Begin

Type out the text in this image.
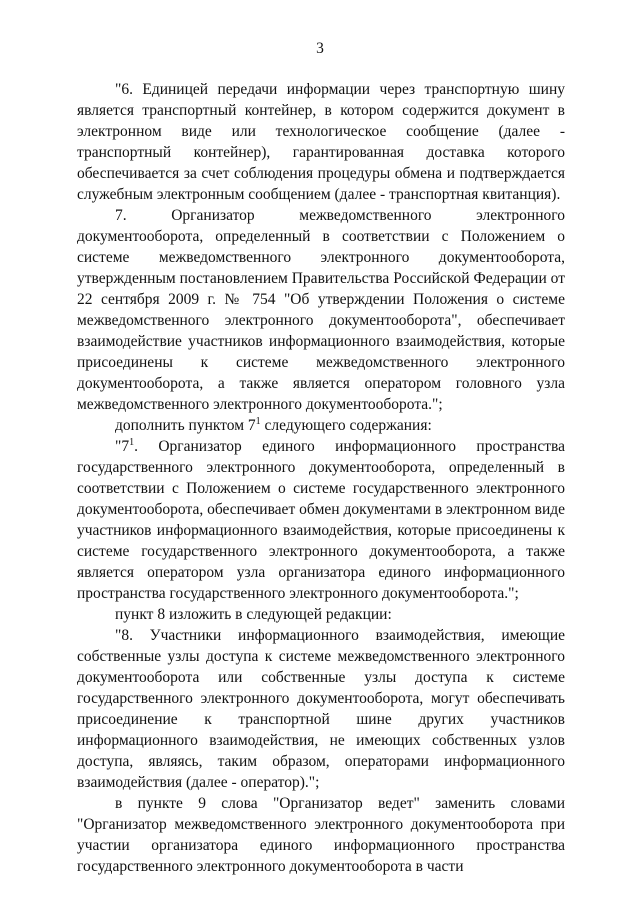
3

"6. Единицей передачи информации через транспортную шину является транспортный контейнер, в котором содержится документ в электронном виде или технологическое сообщение (далее - транспортный контейнер), гарантированная доставка которого обеспечивается за счет соблюдения процедуры обмена и подтверждается служебным электронным сообщением (далее - транспортная квитанция).

7. Организатор межведомственного электронного документооборота, определенный в соответствии с Положением о системе межведомственного электронного документооборота, утвержденным постановлением Правительства Российской Федерации от 22 сентября 2009 г. № 754 "Об утверждении Положения о системе межведомственного электронного документооборота", обеспечивает взаимодействие участников информационного взаимодействия, которые присоединены к системе межведомственного электронного документооборота, а также является оператором головного узла межведомственного электронного документооборота.";

дополнить пунктом $7^1$ следующего содержания:

"$7^1$. Организатор единого информационного пространства государственного электронного документооборота, определенный в соответствии с Положением о системе государственного электронного документооборота, обеспечивает обмен документами в электронном виде участников информационного взаимодействия, которые присоединены к системе государственного электронного документооборота, а также является оператором узла организатора единого информационного пространства государственного электронного документооборота.";

пункт 8 изложить в следующей редакции:

"8. Участники информационного взаимодействия, имеющие собственные узлы доступа к системе межведомственного электронного документооборота или собственные узлы доступа к системе государственного электронного документооборота, могут обеспечивать присоединение к транспортной шине других участников информационного взаимодействия, не имеющих собственных узлов доступа, являясь, таким образом, операторами информационного взаимодействия (далее - оператор).";

в пункте 9 слова "Организатор ведет" заменить словами "Организатор межведомственного электронного документооборота при участии организатора единого информационного пространства государственного электронного документооборота в части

End

» DIRECTIONS FOR THIS TASK:
Tally the lines holding the string "также" and give only the count.

» RESULT OF THIS EXERCISE:
2